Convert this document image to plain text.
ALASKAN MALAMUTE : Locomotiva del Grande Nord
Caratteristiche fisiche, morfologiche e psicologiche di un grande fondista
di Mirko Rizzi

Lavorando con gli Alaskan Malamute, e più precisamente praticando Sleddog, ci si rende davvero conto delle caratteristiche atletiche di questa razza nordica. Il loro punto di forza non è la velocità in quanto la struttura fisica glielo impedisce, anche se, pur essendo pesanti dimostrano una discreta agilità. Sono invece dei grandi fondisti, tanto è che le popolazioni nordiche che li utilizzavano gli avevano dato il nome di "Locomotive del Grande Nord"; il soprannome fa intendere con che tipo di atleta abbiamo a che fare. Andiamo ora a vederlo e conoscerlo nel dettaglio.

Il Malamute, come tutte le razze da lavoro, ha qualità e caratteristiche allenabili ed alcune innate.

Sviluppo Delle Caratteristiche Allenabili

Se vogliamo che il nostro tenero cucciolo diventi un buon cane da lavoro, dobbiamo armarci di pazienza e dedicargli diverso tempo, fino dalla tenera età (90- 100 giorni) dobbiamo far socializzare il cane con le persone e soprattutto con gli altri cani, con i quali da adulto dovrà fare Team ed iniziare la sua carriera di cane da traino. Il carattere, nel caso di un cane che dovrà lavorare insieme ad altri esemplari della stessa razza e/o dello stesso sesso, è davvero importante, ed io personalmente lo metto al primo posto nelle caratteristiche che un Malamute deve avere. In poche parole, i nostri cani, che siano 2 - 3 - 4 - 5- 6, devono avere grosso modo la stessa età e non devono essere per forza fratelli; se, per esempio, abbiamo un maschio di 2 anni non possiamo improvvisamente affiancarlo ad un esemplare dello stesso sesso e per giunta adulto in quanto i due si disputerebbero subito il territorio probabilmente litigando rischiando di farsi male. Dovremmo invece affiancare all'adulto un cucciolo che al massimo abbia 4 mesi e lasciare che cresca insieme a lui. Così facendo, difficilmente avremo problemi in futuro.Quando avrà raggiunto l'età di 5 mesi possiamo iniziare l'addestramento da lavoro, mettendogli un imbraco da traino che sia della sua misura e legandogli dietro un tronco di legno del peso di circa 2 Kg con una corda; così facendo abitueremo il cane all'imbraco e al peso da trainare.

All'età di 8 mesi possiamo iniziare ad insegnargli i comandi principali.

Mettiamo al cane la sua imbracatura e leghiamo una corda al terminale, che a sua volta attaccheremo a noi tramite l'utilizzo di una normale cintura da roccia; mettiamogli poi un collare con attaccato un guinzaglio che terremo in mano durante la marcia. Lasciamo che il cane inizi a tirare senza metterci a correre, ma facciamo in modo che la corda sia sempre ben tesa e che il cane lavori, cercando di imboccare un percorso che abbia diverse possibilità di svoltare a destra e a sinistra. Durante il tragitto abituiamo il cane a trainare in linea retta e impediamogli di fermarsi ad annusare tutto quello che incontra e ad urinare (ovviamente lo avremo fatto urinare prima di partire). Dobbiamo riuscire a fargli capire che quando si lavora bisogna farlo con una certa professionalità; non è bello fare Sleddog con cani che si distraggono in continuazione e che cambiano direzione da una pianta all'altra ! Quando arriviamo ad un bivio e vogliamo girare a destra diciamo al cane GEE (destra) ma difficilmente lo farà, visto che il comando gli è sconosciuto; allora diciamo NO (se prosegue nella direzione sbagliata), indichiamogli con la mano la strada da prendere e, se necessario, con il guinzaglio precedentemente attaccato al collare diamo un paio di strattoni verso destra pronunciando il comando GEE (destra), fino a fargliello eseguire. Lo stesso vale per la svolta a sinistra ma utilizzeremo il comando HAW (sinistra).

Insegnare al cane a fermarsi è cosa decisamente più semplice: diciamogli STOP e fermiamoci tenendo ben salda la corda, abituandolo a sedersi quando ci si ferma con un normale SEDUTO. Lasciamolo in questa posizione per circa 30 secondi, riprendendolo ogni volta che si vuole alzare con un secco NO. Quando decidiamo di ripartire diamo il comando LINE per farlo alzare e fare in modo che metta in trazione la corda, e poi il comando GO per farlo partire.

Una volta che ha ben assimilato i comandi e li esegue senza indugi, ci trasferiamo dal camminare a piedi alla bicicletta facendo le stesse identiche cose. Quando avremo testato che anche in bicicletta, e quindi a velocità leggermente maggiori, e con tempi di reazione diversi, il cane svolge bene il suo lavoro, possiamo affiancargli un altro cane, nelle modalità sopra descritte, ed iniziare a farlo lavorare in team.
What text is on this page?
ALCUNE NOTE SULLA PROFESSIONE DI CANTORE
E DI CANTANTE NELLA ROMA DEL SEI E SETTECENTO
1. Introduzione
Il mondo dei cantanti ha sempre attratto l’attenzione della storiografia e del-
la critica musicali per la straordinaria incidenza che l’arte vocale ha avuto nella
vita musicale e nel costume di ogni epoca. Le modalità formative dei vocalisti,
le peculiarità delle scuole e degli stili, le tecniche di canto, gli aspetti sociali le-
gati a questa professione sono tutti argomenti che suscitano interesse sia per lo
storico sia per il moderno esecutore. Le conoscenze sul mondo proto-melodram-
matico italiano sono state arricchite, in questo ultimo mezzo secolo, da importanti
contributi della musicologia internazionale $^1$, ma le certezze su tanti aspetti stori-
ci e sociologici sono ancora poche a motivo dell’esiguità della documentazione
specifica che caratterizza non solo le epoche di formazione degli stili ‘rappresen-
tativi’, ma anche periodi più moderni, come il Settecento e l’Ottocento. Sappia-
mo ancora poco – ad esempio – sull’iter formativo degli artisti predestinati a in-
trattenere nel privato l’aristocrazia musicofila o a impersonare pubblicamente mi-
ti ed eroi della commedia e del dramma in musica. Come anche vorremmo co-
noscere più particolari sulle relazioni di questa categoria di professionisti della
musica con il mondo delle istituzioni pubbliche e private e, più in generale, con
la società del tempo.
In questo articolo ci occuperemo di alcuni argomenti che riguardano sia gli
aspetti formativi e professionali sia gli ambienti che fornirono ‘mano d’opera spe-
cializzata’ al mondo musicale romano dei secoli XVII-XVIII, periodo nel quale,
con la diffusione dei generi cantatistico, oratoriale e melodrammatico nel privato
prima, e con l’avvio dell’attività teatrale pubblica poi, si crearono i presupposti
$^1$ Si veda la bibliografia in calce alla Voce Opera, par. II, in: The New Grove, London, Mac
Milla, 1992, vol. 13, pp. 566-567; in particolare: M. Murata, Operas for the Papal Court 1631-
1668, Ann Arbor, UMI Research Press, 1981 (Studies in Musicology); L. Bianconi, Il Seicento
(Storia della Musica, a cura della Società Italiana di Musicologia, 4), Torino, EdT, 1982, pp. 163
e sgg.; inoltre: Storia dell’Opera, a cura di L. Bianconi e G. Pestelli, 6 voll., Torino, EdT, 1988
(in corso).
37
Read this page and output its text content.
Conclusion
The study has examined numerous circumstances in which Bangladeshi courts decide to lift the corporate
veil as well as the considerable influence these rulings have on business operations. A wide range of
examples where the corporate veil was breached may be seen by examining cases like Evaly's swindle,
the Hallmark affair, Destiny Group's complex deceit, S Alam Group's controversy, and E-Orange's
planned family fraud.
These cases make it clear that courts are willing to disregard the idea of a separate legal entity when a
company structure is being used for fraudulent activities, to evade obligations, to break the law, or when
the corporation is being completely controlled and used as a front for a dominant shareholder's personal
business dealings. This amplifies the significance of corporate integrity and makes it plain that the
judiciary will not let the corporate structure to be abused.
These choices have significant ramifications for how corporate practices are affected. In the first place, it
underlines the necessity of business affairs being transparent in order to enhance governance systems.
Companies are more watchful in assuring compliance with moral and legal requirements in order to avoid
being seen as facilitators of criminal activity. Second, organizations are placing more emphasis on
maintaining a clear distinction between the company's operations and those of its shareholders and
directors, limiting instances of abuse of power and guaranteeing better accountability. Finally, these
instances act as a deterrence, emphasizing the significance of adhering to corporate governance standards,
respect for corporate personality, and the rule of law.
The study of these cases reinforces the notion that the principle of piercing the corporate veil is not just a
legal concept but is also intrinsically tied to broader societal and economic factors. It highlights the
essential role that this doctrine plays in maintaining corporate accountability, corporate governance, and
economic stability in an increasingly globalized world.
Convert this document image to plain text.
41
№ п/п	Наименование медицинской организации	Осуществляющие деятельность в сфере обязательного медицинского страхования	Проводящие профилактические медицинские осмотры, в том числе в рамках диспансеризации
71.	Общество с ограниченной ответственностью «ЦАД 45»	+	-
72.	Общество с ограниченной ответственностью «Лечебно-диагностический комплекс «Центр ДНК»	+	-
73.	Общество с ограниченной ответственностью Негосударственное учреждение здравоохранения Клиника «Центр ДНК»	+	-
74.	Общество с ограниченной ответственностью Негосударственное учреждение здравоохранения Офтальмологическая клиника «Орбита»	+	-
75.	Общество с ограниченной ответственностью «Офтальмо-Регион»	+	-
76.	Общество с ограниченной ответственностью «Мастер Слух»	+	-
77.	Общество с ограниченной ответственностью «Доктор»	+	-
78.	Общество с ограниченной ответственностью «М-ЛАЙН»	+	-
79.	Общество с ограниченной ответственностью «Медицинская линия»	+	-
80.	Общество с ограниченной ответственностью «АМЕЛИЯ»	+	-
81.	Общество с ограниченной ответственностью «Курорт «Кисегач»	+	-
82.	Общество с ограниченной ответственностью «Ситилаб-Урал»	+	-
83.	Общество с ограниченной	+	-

▸ WRITTEN TASK:
In the records above, find each line holding "Storia" and copy it.

▸ RESPONSE:
(Storia della Musica, a cura della Società Italiana di Musicologia, 4), Torino, EdT, 1982, pp. 163
e sgg.; inoltre: Storia dell’Opera, a cura di L. Bianconi e G. Pestelli, 6 voll., Torino, EdT, 1988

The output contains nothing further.